§ STATED TASK A
Reproduce the part of the passage on Linux hardware support from "There's another important" through "Windows and MacOS.", with both ends included.

There's another important thing critics fail to understand. If something doesn't work in Linux, people will not care whose fault it is, they will automatically and rightly assume it's Linux'es fault. For the average Joe Linux is just another operating system, he or she doesn't care if a particular company ABC chose not to support Linux or not to release fully functional drivers for Linux - their hard earned hardware just doesn't work, i.e. Linux doesn't work. People won't care if Skype crashes every five minutes under some circumstances - even though in reality Skype is an awful piece of software which has tonnes of glitches and sometimes crashes even under Windows and MacOS.
I want to answer a common misconception that support for older hardware in Linux is a lot better than in Windows. It's partly true but it's also false. For instance neither nouveau nor proprietary NVIDIA drivers have good support for older NVIDIA GPUs. Nouveau's OpenGL acceleration speed is lacking, NVIDIA's blob doesn't support many crucial features found in Xrandr or features required for proper acceleration of modern Linux GUIs (like Gnome 3 or KDE4). In case your old hardware is magically still supported, Linux drivers almost always offer only a small subset of features found in Windows drivers, so saying that Linux hardware support is better, just because you don't have to spend 20 minutes installing drivers, is unfair at best.

§ STATED TASK B
In the records, from the first line through the line containing "paragraph: And sometimes", replace every "vacuum" with "void" and change nothing else. Give back only those lines.

§ DATA PROVIDED
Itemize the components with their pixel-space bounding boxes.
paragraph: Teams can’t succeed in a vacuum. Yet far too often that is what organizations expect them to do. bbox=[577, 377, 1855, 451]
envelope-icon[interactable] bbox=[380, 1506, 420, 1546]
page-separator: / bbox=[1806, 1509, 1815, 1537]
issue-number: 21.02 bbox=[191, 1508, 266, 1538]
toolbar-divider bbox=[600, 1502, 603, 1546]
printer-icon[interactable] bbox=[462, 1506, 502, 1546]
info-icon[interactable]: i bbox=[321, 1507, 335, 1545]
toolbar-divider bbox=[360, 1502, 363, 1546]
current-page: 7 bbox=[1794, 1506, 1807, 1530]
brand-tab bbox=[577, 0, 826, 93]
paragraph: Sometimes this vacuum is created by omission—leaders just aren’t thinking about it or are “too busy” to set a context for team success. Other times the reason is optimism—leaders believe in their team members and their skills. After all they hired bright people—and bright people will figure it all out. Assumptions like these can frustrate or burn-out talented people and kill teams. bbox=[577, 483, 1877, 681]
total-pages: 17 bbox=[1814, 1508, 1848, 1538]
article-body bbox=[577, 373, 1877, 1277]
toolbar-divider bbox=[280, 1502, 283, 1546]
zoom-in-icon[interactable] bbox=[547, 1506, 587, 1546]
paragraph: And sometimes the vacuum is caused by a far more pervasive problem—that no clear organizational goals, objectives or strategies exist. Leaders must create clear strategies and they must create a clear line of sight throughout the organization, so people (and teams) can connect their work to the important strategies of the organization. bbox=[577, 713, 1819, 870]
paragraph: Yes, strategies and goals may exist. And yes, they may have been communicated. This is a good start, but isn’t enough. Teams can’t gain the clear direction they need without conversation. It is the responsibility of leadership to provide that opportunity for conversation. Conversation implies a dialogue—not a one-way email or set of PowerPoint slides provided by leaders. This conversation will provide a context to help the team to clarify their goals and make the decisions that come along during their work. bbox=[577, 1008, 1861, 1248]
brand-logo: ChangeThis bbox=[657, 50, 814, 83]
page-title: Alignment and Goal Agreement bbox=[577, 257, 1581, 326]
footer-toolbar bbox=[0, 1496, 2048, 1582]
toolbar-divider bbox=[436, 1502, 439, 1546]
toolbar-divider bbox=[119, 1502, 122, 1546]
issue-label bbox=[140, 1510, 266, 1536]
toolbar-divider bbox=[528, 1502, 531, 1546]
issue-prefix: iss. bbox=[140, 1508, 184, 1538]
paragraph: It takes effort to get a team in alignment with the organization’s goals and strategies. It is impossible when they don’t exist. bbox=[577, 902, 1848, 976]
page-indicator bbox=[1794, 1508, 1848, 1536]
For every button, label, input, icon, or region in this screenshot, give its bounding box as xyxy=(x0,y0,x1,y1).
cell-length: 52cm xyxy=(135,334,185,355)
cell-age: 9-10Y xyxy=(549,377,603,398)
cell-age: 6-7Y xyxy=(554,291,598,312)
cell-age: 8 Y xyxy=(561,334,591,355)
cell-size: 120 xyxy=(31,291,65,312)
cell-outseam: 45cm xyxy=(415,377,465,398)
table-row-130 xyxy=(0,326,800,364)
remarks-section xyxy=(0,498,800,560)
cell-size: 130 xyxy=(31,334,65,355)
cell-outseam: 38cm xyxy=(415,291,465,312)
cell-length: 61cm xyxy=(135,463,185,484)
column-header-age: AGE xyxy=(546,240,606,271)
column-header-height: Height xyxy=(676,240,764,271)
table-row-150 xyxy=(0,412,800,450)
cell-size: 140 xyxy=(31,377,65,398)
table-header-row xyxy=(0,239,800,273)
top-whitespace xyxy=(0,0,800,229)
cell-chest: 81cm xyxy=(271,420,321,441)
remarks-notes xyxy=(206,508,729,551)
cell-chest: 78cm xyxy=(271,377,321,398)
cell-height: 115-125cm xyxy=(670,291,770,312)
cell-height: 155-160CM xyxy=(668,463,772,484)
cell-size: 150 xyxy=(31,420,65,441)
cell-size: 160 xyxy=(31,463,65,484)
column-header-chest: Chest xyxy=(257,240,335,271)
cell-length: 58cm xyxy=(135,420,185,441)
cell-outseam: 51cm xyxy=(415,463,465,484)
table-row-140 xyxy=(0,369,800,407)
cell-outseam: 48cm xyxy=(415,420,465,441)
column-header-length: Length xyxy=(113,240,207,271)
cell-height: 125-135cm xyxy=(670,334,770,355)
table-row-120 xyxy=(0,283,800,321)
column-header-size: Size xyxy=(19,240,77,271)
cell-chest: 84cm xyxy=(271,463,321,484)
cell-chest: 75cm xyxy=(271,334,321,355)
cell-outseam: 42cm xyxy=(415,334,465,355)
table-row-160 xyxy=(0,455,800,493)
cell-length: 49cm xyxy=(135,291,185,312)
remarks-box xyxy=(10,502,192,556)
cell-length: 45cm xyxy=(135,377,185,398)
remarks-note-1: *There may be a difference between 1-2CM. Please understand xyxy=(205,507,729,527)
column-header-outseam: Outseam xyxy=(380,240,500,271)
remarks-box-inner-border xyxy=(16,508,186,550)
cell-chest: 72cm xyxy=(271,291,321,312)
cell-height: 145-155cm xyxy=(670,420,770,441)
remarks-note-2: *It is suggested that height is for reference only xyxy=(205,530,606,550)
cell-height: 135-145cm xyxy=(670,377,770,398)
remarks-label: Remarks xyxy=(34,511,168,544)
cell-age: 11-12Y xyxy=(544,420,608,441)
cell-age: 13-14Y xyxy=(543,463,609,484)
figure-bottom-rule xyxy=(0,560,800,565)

§ WRITTEN SOLUTION A
There's another important thing critics fail to understand. If something doesn't work in Linux, people will not care whose fault it is, they will automatically and rightly assume it's Linux'es fault. For the average Joe Linux is just another operating system, he or she doesn't care if a particular company ABC chose not to support Linux or not to release fully functional drivers for Linux - their hard earned hardware just doesn't work, i.e. Linux doesn't work. People won't care if Skype crashes every five minutes under some circumstances - even though in reality Skype is an awful piece of software which has tonnes of glitches and sometimes crashes even under Windows and MacOS.

§ WRITTEN SOLUTION B
Itemize the components with their pixel-space bounding boxes.
paragraph: Teams can’t succeed in a void. Yet far too often that is what organizations expect them to do. bbox=[577, 377, 1855, 451]
envelope-icon[interactable] bbox=[380, 1506, 420, 1546]
page-separator: / bbox=[1806, 1509, 1815, 1537]
issue-number: 21.02 bbox=[191, 1508, 266, 1538]
toolbar-divider bbox=[600, 1502, 603, 1546]
printer-icon[interactable] bbox=[462, 1506, 502, 1546]
info-icon[interactable]: i bbox=[321, 1507, 335, 1545]
toolbar-divider bbox=[360, 1502, 363, 1546]
current-page: 7 bbox=[1794, 1506, 1807, 1530]
brand-tab bbox=[577, 0, 826, 93]
paragraph: Sometimes this void is created by omission—leaders just aren’t thinking about it or are “too busy” to set a context for team success. Other times the reason is optimism—leaders believe in their team members and their skills. After all they hired bright people—and bright people will figure it all out. Assumptions like these can frustrate or burn-out talented people and kill teams. bbox=[577, 483, 1877, 681]
total-pages: 17 bbox=[1814, 1508, 1848, 1538]
article-body bbox=[577, 373, 1877, 1277]
toolbar-divider bbox=[280, 1502, 283, 1546]
zoom-in-icon[interactable] bbox=[547, 1506, 587, 1546]
paragraph: And sometimes the void is caused by a far more pervasive problem—that no clear organizational goals, objectives or strategies exist. Leaders must create clear strategies and they must create a clear line of sight throughout the organization, so people (and teams) can connect their work to the important strategies of the organization. bbox=[577, 713, 1819, 870]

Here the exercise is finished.